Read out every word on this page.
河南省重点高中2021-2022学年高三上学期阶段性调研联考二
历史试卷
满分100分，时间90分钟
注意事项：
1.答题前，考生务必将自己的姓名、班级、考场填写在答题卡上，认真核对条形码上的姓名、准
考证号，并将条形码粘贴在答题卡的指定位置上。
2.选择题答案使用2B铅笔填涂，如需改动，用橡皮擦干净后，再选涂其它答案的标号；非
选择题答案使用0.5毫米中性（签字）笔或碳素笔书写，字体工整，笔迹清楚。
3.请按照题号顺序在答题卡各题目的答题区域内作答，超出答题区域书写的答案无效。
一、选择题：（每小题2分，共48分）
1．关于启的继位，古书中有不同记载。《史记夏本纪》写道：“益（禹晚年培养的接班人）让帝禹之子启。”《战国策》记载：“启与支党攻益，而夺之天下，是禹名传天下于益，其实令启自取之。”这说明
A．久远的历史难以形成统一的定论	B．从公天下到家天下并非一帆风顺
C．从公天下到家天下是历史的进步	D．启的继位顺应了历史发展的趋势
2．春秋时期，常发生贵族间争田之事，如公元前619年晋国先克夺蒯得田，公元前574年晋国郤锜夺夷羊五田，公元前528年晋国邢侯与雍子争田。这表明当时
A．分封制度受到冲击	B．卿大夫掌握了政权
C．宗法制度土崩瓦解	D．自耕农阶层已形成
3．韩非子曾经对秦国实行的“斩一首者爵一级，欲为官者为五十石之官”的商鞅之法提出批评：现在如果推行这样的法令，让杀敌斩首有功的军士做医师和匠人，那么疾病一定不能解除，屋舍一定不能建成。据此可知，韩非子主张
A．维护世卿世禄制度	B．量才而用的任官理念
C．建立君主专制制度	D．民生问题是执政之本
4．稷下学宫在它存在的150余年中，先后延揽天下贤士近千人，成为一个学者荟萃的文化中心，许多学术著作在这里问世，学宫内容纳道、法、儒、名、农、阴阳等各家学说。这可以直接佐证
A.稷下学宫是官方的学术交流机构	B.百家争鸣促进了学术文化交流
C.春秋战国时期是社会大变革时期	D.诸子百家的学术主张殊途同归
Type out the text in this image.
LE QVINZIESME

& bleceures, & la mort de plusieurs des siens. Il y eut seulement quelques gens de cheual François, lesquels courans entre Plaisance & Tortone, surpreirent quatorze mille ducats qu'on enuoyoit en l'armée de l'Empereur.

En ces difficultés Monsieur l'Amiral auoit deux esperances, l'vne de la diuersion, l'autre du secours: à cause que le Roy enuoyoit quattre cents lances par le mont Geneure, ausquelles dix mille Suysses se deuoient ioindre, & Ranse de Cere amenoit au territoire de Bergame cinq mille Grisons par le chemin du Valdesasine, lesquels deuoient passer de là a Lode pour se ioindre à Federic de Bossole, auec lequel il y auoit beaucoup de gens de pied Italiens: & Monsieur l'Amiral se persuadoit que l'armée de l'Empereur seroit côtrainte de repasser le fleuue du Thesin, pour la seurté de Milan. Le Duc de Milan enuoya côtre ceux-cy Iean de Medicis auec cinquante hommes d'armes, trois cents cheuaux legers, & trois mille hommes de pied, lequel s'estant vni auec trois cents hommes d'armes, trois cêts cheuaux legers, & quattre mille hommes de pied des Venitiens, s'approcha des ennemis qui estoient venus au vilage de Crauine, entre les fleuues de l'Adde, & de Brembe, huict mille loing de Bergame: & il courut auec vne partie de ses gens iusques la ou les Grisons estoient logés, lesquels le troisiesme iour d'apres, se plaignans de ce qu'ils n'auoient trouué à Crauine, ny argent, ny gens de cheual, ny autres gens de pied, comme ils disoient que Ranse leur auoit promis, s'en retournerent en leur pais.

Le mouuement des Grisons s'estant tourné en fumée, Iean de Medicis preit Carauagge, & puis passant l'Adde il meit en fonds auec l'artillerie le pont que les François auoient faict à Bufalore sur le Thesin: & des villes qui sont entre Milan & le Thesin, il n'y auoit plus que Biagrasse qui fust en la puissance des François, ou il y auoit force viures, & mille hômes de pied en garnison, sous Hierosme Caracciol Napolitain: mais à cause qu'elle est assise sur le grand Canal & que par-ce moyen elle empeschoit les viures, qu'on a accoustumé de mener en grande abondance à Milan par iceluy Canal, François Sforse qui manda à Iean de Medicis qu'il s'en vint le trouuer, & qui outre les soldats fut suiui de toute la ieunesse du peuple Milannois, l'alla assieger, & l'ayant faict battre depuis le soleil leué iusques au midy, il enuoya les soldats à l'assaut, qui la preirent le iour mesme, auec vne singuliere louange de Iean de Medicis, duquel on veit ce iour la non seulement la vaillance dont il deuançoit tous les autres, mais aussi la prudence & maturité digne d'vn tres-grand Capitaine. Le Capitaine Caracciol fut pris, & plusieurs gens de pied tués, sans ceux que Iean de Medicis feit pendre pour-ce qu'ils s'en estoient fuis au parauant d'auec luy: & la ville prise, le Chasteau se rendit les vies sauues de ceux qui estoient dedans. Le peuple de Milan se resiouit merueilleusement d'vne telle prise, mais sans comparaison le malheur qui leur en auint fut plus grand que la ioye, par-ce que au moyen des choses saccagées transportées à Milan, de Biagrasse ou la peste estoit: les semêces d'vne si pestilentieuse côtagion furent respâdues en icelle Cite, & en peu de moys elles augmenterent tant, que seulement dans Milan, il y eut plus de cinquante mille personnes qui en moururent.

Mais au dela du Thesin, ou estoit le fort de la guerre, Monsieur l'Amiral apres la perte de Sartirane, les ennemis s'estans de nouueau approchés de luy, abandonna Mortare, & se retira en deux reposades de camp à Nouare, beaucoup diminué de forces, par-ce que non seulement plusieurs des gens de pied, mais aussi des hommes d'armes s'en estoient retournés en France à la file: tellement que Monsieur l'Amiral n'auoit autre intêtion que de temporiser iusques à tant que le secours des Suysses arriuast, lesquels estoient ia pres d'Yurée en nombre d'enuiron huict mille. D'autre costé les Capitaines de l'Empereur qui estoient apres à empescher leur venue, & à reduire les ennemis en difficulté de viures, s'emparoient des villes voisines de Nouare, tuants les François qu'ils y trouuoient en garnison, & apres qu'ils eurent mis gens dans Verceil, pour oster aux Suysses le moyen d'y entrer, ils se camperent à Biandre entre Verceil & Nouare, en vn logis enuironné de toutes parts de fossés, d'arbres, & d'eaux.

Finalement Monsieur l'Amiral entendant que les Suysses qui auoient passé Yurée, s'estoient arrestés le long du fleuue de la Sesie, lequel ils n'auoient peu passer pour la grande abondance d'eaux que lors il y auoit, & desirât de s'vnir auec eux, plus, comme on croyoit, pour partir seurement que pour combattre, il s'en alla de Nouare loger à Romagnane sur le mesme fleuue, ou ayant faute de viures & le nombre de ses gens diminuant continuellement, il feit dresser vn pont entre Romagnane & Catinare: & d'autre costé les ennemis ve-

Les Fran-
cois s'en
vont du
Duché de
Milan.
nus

■ **Exercise**
Return each line of the data exactly as written above.

■ **Complete response**
Read out every word on this page.
河南省重点高中2021-2022学年高三上学期阶段性调研联考二
历史试卷
满分100分，时间90分钟
注意事项：
1.答题前，考生务必将自己的姓名、班级、考场填写在答题卡上，认真核对条形码上的姓名、准
考证号，并将条形码粘贴在答题卡的指定位置上。
2.选择题答案使用2B铅笔填涂，如需改动，用橡皮擦干净后，再选涂其它答案的标号；非
选择题答案使用0.5毫米中性（签字）笔或碳素笔书写，字体工整，笔迹清楚。
3.请按照题号顺序在答题卡各题目的答题区域内作答，超出答题区域书写的答案无效。
一、选择题：（每小题2分，共48分）
1．关于启的继位，古书中有不同记载。《史记夏本纪》写道：“益（禹晚年培养的接班人）让帝禹之子启。”《战国策》记载：“启与支党攻益，而夺之天下，是禹名传天下于益，其实令启自取之。”这说明
A．久远的历史难以形成统一的定论	B．从公天下到家天下并非一帆风顺
C．从公天下到家天下是历史的进步	D．启的继位顺应了历史发展的趋势
2．春秋时期，常发生贵族间争田之事，如公元前619年晋国先克夺蒯得田，公元前574年晋国郤锜夺夷羊五田，公元前528年晋国邢侯与雍子争田。这表明当时
A．分封制度受到冲击	B．卿大夫掌握了政权
C．宗法制度土崩瓦解	D．自耕农阶层已形成
3．韩非子曾经对秦国实行的“斩一首者爵一级，欲为官者为五十石之官”的商鞅之法提出批评：现在如果推行这样的法令，让杀敌斩首有功的军士做医师和匠人，那么疾病一定不能解除，屋舍一定不能建成。据此可知，韩非子主张
A．维护世卿世禄制度	B．量才而用的任官理念
C．建立君主专制制度	D．民生问题是执政之本
4．稷下学宫在它存在的150余年中，先后延揽天下贤士近千人，成为一个学者荟萃的文化中心，许多学术著作在这里问世，学宫内容纳道、法、儒、名、农、阴阳等各家学说。这可以直接佐证
A.稷下学宫是官方的学术交流机构	B.百家争鸣促进了学术文化交流
C.春秋战国时期是社会大变革时期	D.诸子百家的学术主张殊途同归
Type out the text in this image.
LE QVINZIESME

& bleceures, & la mort de plusieurs des siens. Il y eut seulement quelques gens de cheual François, lesquels courans entre Plaisance & Tortone, surpreirent quatorze mille ducats qu'on enuoyoit en l'armée de l'Empereur.

En ces difficultés Monsieur l'Amiral auoit deux esperances, l'vne de la diuersion, l'autre du secours: à cause que le Roy enuoyoit quattre cents lances par le mont Geneure, ausquelles dix mille Suysses se deuoient ioindre, & Ranse de Cere amenoit au territoire de Bergame cinq mille Grisons par le chemin du Valdesasine, lesquels deuoient passer de là a Lode pour se ioindre à Federic de Bossole, auec lequel il y auoit beaucoup de gens de pied Italiens: & Monsieur l'Amiral se persuadoit que l'armée de l'Empereur seroit côtrainte de repasser le fleuue du Thesin, pour la seurté de Milan. Le Duc de Milan enuoya côtre ceux-cy Iean de Medicis auec cinquante hommes d'armes, trois cents cheuaux legers, & trois mille hommes de pied, lequel s'estant vni auec trois cents hommes d'armes, trois cêts cheuaux legers, & quattre mille hommes de pied des Venitiens, s'approcha des ennemis qui estoient venus au vilage de Crauine, entre les fleuues de l'Adde, & de Brembe, huict mille loing de Bergame: & il courut auec vne partie de ses gens iusques la ou les Grisons estoient logés, lesquels le troisiesme iour d'apres, se plaignans de ce qu'ils n'auoient trouué à Crauine, ny argent, ny gens de cheual, ny autres gens de pied, comme ils disoient que Ranse leur auoit promis, s'en retournerent en leur pais.

Le mouuement des Grisons s'estant tourné en fumée, Iean de Medicis preit Carauagge, & puis passant l'Adde il meit en fonds auec l'artillerie le pont que les François auoient faict à Bufalore sur le Thesin: & des villes qui sont entre Milan & le Thesin, il n'y auoit plus que Biagrasse qui fust en la puissance des François, ou il y auoit force viures, & mille hômes de pied en garnison, sous Hierosme Caracciol Napolitain: mais à cause qu'elle est assise sur le grand Canal & que par-ce moyen elle empeschoit les viures, qu'on a accoustumé de mener en grande abondance à Milan par iceluy Canal, François Sforse qui manda à Iean de Medicis qu'il s'en vint le trouuer, & qui outre les soldats fut suiui de toute la ieunesse du peuple Milannois, l'alla assieger, & l'ayant faict battre depuis le soleil leué iusques au midy, il enuoya les soldats à l'assaut, qui la preirent le iour mesme, auec vne singuliere louange de Iean de Medicis, duquel on veit ce iour la non seulement la vaillance dont il deuançoit tous les autres, mais aussi la prudence & maturité digne d'vn tres-grand Capitaine. Le Capitaine Caracciol fut pris, & plusieurs gens de pied tués, sans ceux que Iean de Medicis feit pendre pour-ce qu'ils s'en estoient fuis au parauant d'auec luy: & la ville prise, le Chasteau se rendit les vies sauues de ceux qui estoient dedans. Le peuple de Milan se resiouit merueilleusement d'vne telle prise, mais sans comparaison le malheur qui leur en auint fut plus grand que la ioye, par-ce que au moyen des choses saccagées transportées à Milan, de Biagrasse ou la peste estoit: les semêces d'vne si pestilentieuse côtagion furent respâdues en icelle Cite, & en peu de moys elles augmenterent tant, que seulement dans Milan, il y eut plus de cinquante mille personnes qui en moururent.

Mais au dela du Thesin, ou estoit le fort de la guerre, Monsieur l'Amiral apres la perte de Sartirane, les ennemis s'estans de nouueau approchés de luy, abandonna Mortare, & se retira en deux reposades de camp à Nouare, beaucoup diminué de forces, par-ce que non seulement plusieurs des gens de pied, mais aussi des hommes d'armes s'en estoient retournés en France à la file: tellement que Monsieur l'Amiral n'auoit autre intêtion que de temporiser iusques à tant que le secours des Suysses arriuast, lesquels estoient ia pres d'Yurée en nombre d'enuiron huict mille. D'autre costé les Capitaines de l'Empereur qui estoient apres à empescher leur venue, & à reduire les ennemis en difficulté de viures, s'emparoient des villes voisines de Nouare, tuants les François qu'ils y trouuoient en garnison, & apres qu'ils eurent mis gens dans Verceil, pour oster aux Suysses le moyen d'y entrer, ils se camperent à Biandre entre Verceil & Nouare, en vn logis enuironné de toutes parts de fossés, d'arbres, & d'eaux.

Finalement Monsieur l'Amiral entendant que les Suysses qui auoient passé Yurée, s'estoient arrestés le long du fleuue de la Sesie, lequel ils n'auoient peu passer pour la grande abondance d'eaux que lors il y auoit, & desirât de s'vnir auec eux, plus, comme on croyoit, pour partir seurement que pour combattre, il s'en alla de Nouare loger à Romagnane sur le mesme fleuue, ou ayant faute de viures & le nombre de ses gens diminuant continuellement, il feit dresser vn pont entre Romagnane & Catinare: & d'autre costé les ennemis ve-

Les Fran-
cois s'en
vont du
Duché de
Milan.
nus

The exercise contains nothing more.